[Figure record listings]
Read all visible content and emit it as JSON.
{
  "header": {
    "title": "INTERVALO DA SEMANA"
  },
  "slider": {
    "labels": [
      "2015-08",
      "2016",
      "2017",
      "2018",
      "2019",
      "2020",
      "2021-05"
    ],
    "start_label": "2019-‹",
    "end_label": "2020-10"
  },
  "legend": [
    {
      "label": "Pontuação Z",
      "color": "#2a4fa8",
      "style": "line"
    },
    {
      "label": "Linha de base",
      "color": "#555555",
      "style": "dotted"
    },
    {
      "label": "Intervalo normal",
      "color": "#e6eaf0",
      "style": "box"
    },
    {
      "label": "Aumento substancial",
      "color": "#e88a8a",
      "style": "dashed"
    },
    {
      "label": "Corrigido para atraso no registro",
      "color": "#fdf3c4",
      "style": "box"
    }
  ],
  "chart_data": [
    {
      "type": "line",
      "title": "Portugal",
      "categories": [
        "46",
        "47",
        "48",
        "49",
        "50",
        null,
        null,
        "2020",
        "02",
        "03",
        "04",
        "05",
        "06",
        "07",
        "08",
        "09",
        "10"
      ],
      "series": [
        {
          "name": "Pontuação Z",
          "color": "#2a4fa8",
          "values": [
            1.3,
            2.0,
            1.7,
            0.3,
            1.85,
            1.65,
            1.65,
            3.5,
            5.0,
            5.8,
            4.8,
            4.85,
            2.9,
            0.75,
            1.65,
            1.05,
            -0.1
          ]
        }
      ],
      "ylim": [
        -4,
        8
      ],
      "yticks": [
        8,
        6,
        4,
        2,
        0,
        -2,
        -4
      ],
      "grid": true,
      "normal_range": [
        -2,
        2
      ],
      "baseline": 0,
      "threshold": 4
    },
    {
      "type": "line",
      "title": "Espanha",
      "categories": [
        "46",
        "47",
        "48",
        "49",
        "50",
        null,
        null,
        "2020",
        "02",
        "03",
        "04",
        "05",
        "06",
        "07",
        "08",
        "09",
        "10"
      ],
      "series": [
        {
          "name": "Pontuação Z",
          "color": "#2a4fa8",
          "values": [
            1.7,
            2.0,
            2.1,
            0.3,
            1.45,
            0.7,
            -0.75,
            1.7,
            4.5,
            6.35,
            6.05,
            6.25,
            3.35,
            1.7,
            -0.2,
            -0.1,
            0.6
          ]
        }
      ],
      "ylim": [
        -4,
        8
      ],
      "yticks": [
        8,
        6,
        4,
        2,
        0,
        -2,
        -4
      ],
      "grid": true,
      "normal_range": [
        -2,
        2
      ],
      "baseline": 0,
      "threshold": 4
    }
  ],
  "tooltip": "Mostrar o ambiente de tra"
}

▸ **Work to be completed**:
Return all of the entries exactly as written.

▸ **Output**:
Read all visible content and emit it as JSON.
{
  "header": {
    "title": "INTERVALO DA SEMANA"
  },
  "slider": {
    "labels": [
      "2015-08",
      "2016",
      "2017",
      "2018",
      "2019",
      "2020",
      "2021-05"
    ],
    "start_label": "2019-‹",
    "end_label": "2020-10"
  },
  "legend": [
    {
      "label": "Pontuação Z",
      "color": "#2a4fa8",
      "style": "line"
    },
    {
      "label": "Linha de base",
      "color": "#555555",
      "style": "dotted"
    },
    {
      "label": "Intervalo normal",
      "color": "#e6eaf0",
      "style": "box"
    },
    {
      "label": "Aumento substancial",
      "color": "#e88a8a",
      "style": "dashed"
    },
    {
      "label": "Corrigido para atraso no registro",
      "color": "#fdf3c4",
      "style": "box"
    }
  ],
  "chart_data": [
    {
      "type": "line",
      "title": "Portugal",
      "categories": [
        "46",
        "47",
        "48",
        "49",
        "50",
        null,
        null,
        "2020",
        "02",
        "03",
        "04",
        "05",
        "06",
        "07",
        "08",
        "09",
        "10"
      ],
      "series": [
        {
          "name": "Pontuação Z",
          "color": "#2a4fa8",
          "values": [
            1.3,
            2.0,
            1.7,
            0.3,
            1.85,
            1.65,
            1.65,
            3.5,
            5.0,
            5.8,
            4.8,
            4.85,
            2.9,
            0.75,
            1.65,
            1.05,
            -0.1
          ]
        }
      ],
      "ylim": [
        -4,
        8
      ],
      "yticks": [
        8,
        6,
        4,
        2,
        0,
        -2,
        -4
      ],
      "grid": true,
      "normal_range": [
        -2,
        2
      ],
      "baseline": 0,
      "threshold": 4
    },
    {
      "type": "line",
      "title": "Espanha",
      "categories": [
        "46",
        "47",
        "48",
        "49",
        "50",
        null,
        null,
        "2020",
        "02",
        "03",
        "04",
        "05",
        "06",
        "07",
        "08",
        "09",
        "10"
      ],
      "series": [
        {
          "name": "Pontuação Z",
          "color": "#2a4fa8",
          "values": [
            1.7,
            2.0,
            2.1,
            0.3,
            1.45,
            0.7,
            -0.75,
            1.7,
            4.5,
            6.35,
            6.05,
            6.25,
            3.35,
            1.7,
            -0.2,
            -0.1,
            0.6
          ]
        }
      ],
      "ylim": [
        -4,
        8
      ],
      "yticks": [
        8,
        6,
        4,
        2,
        0,
        -2,
        -4
      ],
      "grid": true,
      "normal_range": [
        -2,
        2
      ],
      "baseline": 0,
      "threshold": 4
    }
  ],
  "tooltip": "Mostrar o ambiente de tra"
}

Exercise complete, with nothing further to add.